====== TASK MATERIAL ======
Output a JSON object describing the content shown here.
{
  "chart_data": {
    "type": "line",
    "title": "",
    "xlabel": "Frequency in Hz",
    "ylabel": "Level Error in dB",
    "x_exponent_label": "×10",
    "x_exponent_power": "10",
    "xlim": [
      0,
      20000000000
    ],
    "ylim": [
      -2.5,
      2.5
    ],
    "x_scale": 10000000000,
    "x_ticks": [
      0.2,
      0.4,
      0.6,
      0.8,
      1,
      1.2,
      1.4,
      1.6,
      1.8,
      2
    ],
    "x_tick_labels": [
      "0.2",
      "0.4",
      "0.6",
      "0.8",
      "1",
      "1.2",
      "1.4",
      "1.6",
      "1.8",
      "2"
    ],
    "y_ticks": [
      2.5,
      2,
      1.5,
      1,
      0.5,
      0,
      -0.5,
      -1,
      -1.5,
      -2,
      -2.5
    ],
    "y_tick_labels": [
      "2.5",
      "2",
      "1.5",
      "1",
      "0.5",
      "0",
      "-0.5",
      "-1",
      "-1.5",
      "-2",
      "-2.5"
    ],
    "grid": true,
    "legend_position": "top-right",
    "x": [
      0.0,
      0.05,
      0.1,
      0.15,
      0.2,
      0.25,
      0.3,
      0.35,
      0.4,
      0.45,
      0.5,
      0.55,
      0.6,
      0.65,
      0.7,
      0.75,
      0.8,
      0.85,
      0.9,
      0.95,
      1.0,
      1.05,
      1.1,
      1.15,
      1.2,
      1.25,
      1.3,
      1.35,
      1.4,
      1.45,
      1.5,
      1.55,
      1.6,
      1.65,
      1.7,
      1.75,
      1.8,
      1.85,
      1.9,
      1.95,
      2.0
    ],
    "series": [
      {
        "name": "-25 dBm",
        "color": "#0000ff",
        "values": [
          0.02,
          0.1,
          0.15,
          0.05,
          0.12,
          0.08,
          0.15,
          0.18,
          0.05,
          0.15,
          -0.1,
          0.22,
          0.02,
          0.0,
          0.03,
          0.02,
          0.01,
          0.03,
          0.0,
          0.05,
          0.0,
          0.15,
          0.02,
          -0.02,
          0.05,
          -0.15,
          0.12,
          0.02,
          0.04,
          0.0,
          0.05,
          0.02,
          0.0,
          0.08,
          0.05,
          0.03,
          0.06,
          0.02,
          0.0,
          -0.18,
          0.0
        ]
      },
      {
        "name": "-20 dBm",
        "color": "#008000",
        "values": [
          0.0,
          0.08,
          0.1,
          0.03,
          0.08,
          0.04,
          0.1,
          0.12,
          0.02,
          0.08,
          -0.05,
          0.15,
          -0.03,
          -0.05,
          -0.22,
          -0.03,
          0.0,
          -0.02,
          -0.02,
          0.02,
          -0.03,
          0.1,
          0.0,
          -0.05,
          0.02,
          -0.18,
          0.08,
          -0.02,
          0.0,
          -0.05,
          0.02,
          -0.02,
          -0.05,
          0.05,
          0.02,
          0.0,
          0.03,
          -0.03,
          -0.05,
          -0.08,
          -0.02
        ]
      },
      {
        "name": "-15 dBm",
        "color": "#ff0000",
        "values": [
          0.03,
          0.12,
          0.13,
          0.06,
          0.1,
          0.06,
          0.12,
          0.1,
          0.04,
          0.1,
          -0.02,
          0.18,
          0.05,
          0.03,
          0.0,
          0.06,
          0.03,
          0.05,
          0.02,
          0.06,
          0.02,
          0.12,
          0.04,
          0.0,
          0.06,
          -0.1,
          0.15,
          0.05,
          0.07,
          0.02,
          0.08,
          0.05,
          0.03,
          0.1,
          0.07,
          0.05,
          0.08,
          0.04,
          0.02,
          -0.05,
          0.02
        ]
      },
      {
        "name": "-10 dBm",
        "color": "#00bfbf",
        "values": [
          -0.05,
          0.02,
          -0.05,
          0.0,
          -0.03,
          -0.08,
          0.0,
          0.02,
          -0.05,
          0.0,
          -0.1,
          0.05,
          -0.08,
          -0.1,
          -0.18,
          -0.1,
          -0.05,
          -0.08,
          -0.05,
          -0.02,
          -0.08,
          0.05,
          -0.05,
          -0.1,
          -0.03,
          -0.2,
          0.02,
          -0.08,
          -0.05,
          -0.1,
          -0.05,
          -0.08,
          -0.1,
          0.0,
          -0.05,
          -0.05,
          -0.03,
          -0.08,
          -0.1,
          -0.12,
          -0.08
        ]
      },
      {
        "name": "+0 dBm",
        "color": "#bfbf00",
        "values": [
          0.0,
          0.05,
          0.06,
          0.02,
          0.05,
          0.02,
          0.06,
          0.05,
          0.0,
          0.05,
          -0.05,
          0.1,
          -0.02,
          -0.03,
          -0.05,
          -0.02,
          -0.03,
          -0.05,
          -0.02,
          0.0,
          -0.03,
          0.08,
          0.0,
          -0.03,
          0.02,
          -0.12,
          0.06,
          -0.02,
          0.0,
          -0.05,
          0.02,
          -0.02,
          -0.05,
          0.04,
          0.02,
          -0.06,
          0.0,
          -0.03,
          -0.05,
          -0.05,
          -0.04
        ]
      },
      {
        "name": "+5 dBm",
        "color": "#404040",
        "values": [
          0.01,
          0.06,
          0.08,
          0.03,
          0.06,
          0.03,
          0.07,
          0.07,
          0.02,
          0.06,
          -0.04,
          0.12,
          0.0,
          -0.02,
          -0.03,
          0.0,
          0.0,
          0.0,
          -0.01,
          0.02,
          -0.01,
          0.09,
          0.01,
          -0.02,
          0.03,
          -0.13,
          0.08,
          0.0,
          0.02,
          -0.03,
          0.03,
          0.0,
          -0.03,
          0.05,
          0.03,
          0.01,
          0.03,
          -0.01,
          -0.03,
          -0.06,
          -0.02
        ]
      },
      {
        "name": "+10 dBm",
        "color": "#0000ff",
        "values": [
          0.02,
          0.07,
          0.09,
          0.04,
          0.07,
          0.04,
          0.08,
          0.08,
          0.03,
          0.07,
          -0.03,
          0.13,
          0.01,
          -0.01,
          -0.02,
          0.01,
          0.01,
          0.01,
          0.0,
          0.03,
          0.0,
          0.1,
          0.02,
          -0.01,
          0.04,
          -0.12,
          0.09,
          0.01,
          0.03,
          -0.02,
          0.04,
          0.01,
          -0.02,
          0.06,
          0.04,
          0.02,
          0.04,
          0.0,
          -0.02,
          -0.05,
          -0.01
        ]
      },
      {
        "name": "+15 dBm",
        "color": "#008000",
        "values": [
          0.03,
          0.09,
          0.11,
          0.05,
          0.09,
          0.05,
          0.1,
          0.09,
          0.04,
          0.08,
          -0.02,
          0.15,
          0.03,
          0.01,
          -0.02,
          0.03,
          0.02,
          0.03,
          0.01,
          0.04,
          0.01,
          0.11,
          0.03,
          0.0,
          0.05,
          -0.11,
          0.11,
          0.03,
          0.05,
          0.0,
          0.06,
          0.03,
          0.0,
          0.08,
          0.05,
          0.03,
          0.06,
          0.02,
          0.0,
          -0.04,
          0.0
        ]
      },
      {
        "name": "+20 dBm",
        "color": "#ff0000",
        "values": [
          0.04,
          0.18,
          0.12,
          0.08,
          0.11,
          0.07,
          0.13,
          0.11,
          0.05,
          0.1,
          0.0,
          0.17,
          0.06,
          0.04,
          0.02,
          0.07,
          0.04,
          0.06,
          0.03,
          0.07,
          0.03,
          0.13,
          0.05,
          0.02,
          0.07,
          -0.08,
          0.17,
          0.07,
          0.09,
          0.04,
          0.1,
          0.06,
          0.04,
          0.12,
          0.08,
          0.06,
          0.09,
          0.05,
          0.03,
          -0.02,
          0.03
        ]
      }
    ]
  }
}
======
**GOAL**: Extract each line holding the string "name".

**RESPONSE TO THE TASK**:
        "name": "-25 dBm",
        "name": "-20 dBm",
        "name": "-15 dBm",
        "name": "-10 dBm",
        "name": "+0 dBm",
        "name": "+5 dBm",
        "name": "+10 dBm",
        "name": "+15 dBm",
        "name": "+20 dBm",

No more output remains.